* What you need to do *
Begin at the line that contains "Convert this screenshot" and reproduce it along with every line after it to the end of the listing; skip any pictures.

## Start Items

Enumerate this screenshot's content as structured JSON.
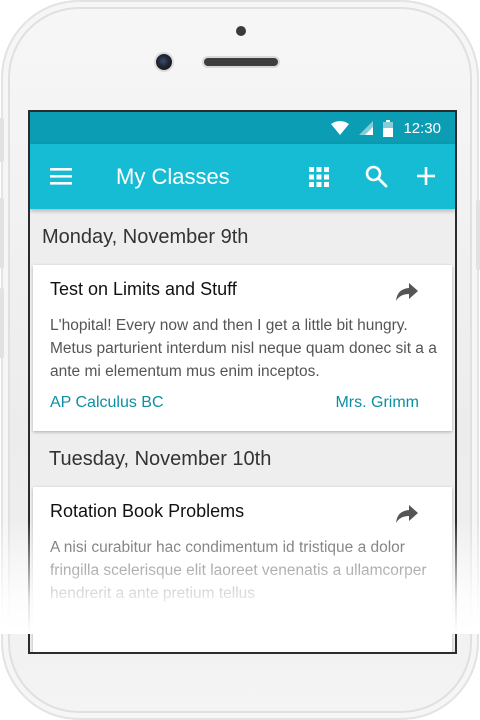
{
  "status_bar": {
    "time": "12:30",
    "icons": [
      "wifi-icon",
      "signal-icon",
      "battery-icon"
    ]
  },
  "app_bar": {
    "title": "My Classes",
    "icons": [
      "menu-icon",
      "grid-icon",
      "search-icon",
      "add-icon"
    ]
  },
  "days": [
    {
      "date": "Monday, November 9th",
      "assignments": [
        {
          "title": "Test on Limits and Stuff",
          "body": "L'hopital! Every now and then I get a little bit hungry. Metus parturient interdum nisl neque quam donec sit a a ante mi elementum mus enim inceptos.",
          "course": "AP Calculus BC",
          "teacher": "Mrs. Grimm"
        }
      ]
    },
    {
      "date": "Tuesday, November 10th",
      "assignments": [
        {
          "title": "Rotation Book Problems",
          "body": "A nisi curabitur hac condimentum id tristique a dolor fringilla scelerisque elit laoreet venenatis a ullamcorper hendrerit a ante pretium tellus"
        }
      ]
    }
  ],
  "colors": {
    "status_bar": "#0b9db3",
    "app_bar": "#16bcd4",
    "link": "#0c8fa3"
  }
}
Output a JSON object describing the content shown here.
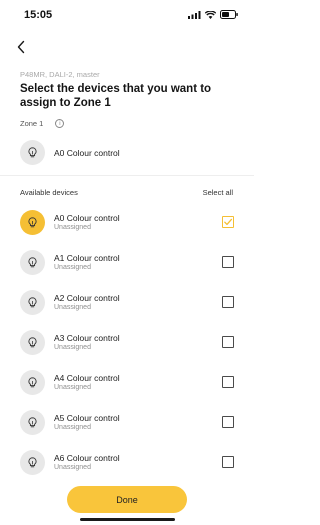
{
  "status_bar": {
    "time": "15:05"
  },
  "header": {
    "subtitle": "P48MR, DALI-2, master",
    "title": "Select the devices that you want to assign to Zone 1"
  },
  "zone": {
    "label": "Zone 1",
    "info_glyph": "i",
    "device": {
      "name": "A0 Colour control",
      "icon": "bulb-icon"
    }
  },
  "available": {
    "label": "Available devices",
    "select_all": "Select all",
    "devices": [
      {
        "name": "A0 Colour control",
        "status": "Unassigned",
        "checked": true,
        "icon": "bulb-icon"
      },
      {
        "name": "A1 Colour control",
        "status": "Unassigned",
        "checked": false,
        "icon": "bulb-icon"
      },
      {
        "name": "A2 Colour control",
        "status": "Unassigned",
        "checked": false,
        "icon": "bulb-icon"
      },
      {
        "name": "A3 Colour control",
        "status": "Unassigned",
        "checked": false,
        "icon": "bulb-icon"
      },
      {
        "name": "A4 Colour control",
        "status": "Unassigned",
        "checked": false,
        "icon": "bulb-icon"
      },
      {
        "name": "A5 Colour control",
        "status": "Unassigned",
        "checked": false,
        "icon": "bulb-icon"
      },
      {
        "name": "A6 Colour control",
        "status": "Unassigned",
        "checked": false,
        "icon": "bulb-icon"
      }
    ]
  },
  "footer": {
    "done_label": "Done"
  },
  "colors": {
    "accent": "#f9c53b",
    "icon_bg": "#e8e8e8"
  }
}
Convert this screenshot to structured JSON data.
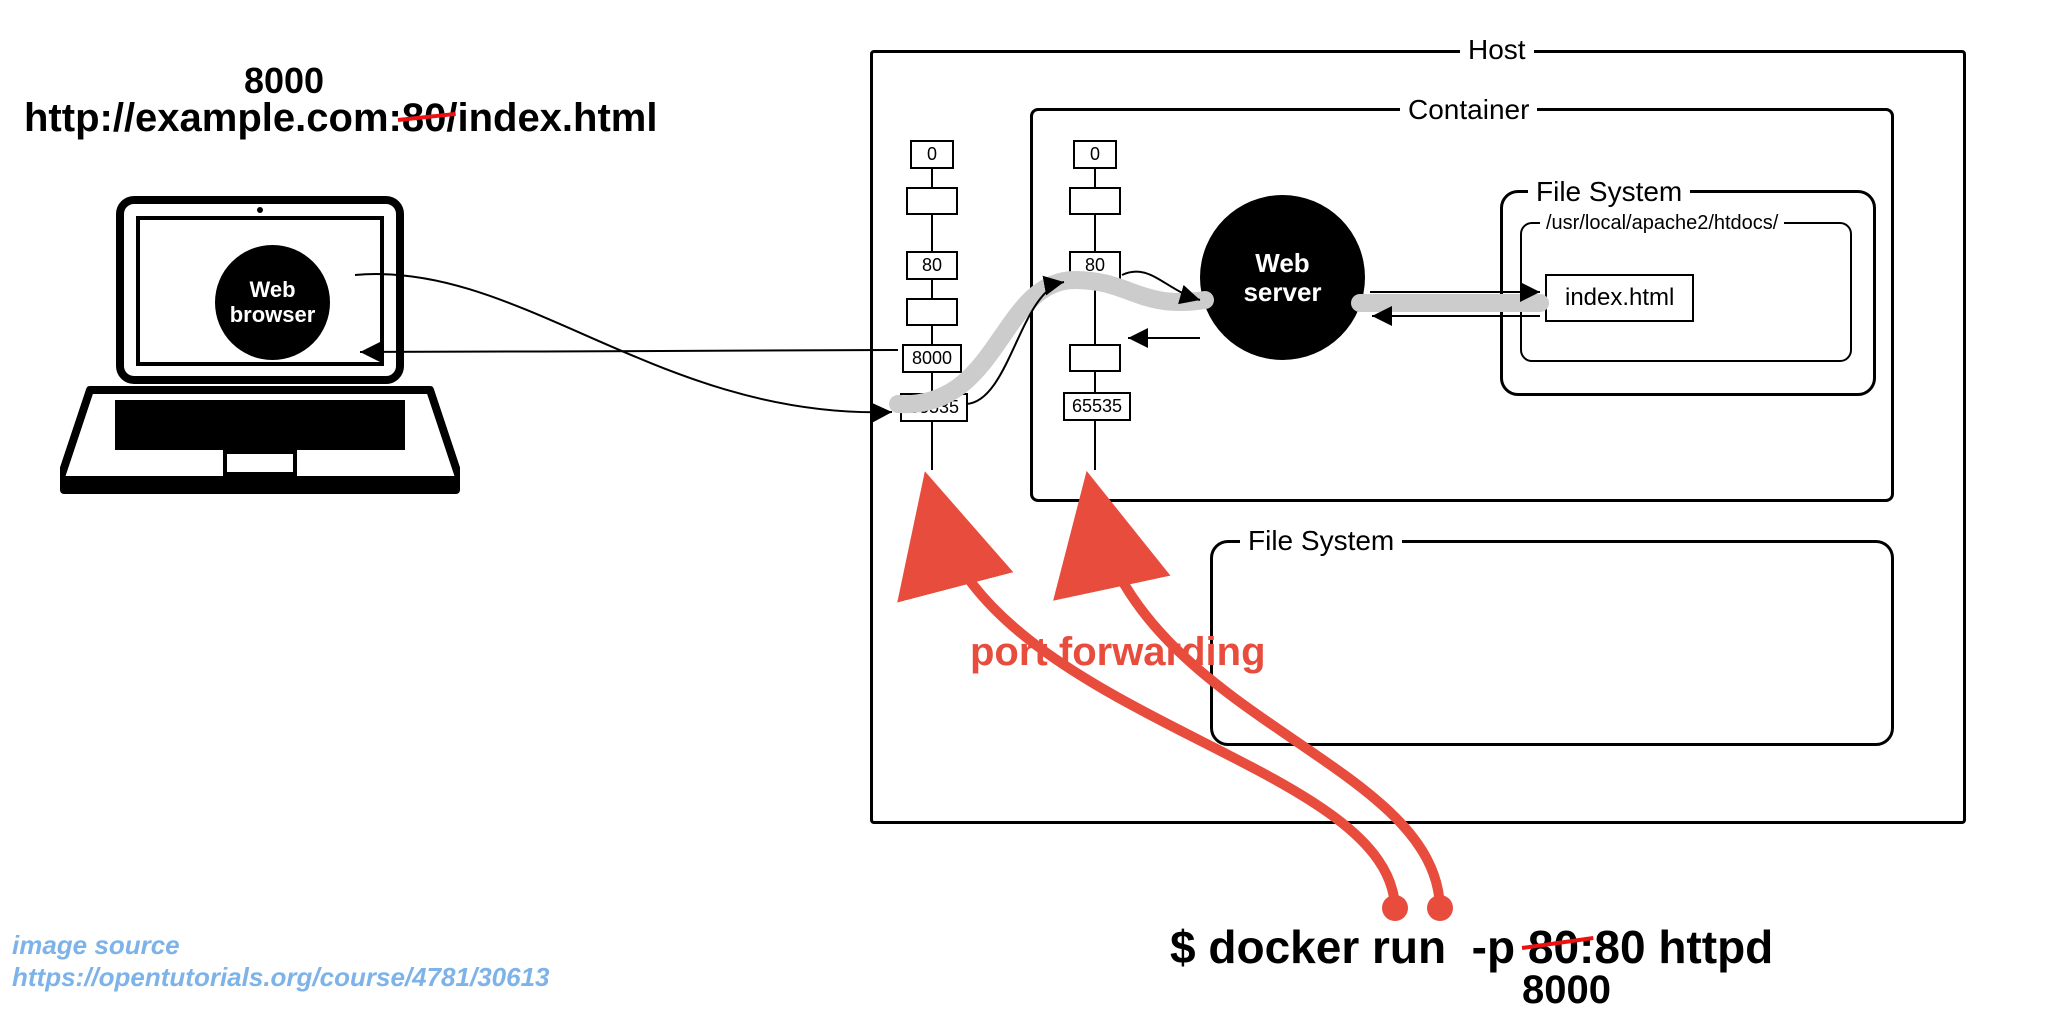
{
  "url_bar": {
    "new_port": "8000",
    "prefix": "http://example.com:",
    "old_port": "80",
    "suffix": "/index.html"
  },
  "laptop": {
    "label": "Web\nbrowser"
  },
  "host": {
    "label": "Host",
    "ports": {
      "p0": "0",
      "p80": "80",
      "p8000": "8000",
      "pmax": "65535"
    },
    "fs_label": "File System"
  },
  "container": {
    "label": "Container",
    "ports": {
      "p0": "0",
      "p80": "80",
      "pmax": "65535"
    },
    "server_label": "Web\nserver",
    "fs_label": "File System",
    "docroot": "/usr/local/apache2/htdocs/",
    "file": "index.html"
  },
  "annotation": {
    "port_forwarding": "port forwarding"
  },
  "command": {
    "prompt": "$ ",
    "cmd1": "docker run ",
    "flag": "-p ",
    "old_port": "80",
    "colon": ":",
    "container_port": "80",
    "img": " httpd",
    "new_port": "8000"
  },
  "watermark": {
    "line1": "image source",
    "line2": "https://opentutorials.org/course/4781/30613"
  }
}
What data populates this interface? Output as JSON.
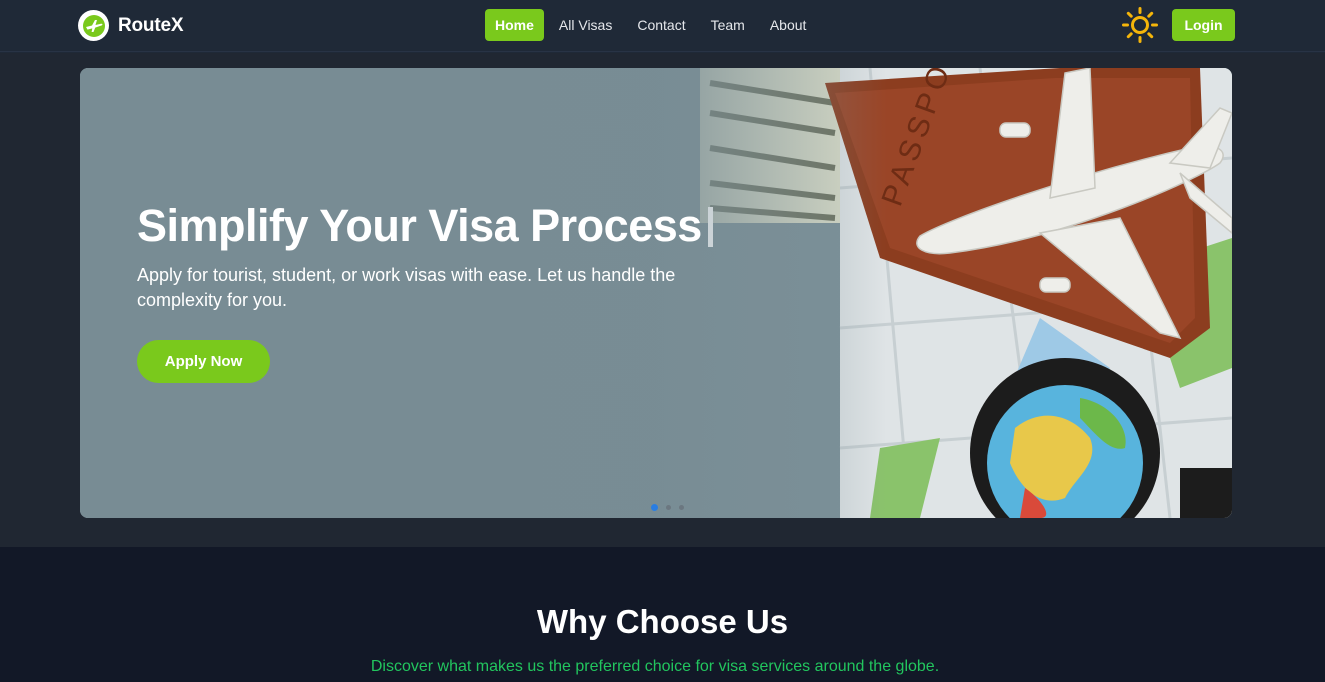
{
  "brand": {
    "name": "RouteX",
    "logo_icon": "plane-logo-icon"
  },
  "nav": {
    "links": [
      {
        "label": "Home",
        "active": true
      },
      {
        "label": "All Visas",
        "active": false
      },
      {
        "label": "Contact",
        "active": false
      },
      {
        "label": "Team",
        "active": false
      },
      {
        "label": "About",
        "active": false
      }
    ],
    "theme_icon": "sun-icon",
    "login_label": "Login"
  },
  "hero": {
    "title": "Simplify Your Visa Process",
    "subtitle": "Apply for tourist, student, or work visas with ease. Let us handle the complexity for you.",
    "cta_label": "Apply Now",
    "slides": 3,
    "active_slide": 1
  },
  "why": {
    "title": "Why Choose Us",
    "subtitle": "Discover what makes us the preferred choice for visa services around the globe."
  },
  "colors": {
    "accent": "#7ac91c",
    "nav_bg": "#1f2937",
    "page_bg": "#121827",
    "subtitle_green": "#22c55e",
    "active_dot": "#2a7de1"
  }
}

## End Items

* Solution for this problem *
Convert this screenshot to structured JSON data.
{
  "url_bar": {
    "new_port": "8000",
    "prefix": "http://example.com:",
    "old_port": "80",
    "suffix": "/index.html"
  },
  "laptop": {
    "label": "Web\nbrowser"
  },
  "host": {
    "label": "Host",
    "ports": {
      "p0": "0",
      "p80": "80",
      "p8000": "8000",
      "pmax": "65535"
    },
    "fs_label": "File System"
  },
  "container": {
    "label": "Container",
    "ports": {
      "p0": "0",
      "p80": "80",
      "pmax": "65535"
    },
    "server_label": "Web\nserver",
    "fs_label": "File System",
    "docroot": "/usr/local/apache2/htdocs/",
    "file": "index.html"
  },
  "annotation": {
    "port_forwarding": "port forwarding"
  },
  "command": {
    "prompt": "$ ",
    "cmd1": "docker run ",
    "flag": "-p ",
    "old_port": "80",
    "colon": ":",
    "container_port": "80",
    "img": " httpd",
    "new_port": "8000"
  },
  "watermark": {
    "line1": "image source",
    "line2": "https://opentutorials.org/course/4781/30613"
  }
}
What data populates this interface? Output as JSON.
{
  "brand": {
    "name": "RouteX",
    "logo_icon": "plane-logo-icon"
  },
  "nav": {
    "links": [
      {
        "label": "Home",
        "active": true
      },
      {
        "label": "All Visas",
        "active": false
      },
      {
        "label": "Contact",
        "active": false
      },
      {
        "label": "Team",
        "active": false
      },
      {
        "label": "About",
        "active": false
      }
    ],
    "theme_icon": "sun-icon",
    "login_label": "Login"
  },
  "hero": {
    "title": "Simplify Your Visa Process",
    "subtitle": "Apply for tourist, student, or work visas with ease. Let us handle the complexity for you.",
    "cta_label": "Apply Now",
    "slides": 3,
    "active_slide": 1
  },
  "why": {
    "title": "Why Choose Us",
    "subtitle": "Discover what makes us the preferred choice for visa services around the globe."
  },
  "colors": {
    "accent": "#7ac91c",
    "nav_bg": "#1f2937",
    "page_bg": "#121827",
    "subtitle_green": "#22c55e",
    "active_dot": "#2a7de1"
  }
}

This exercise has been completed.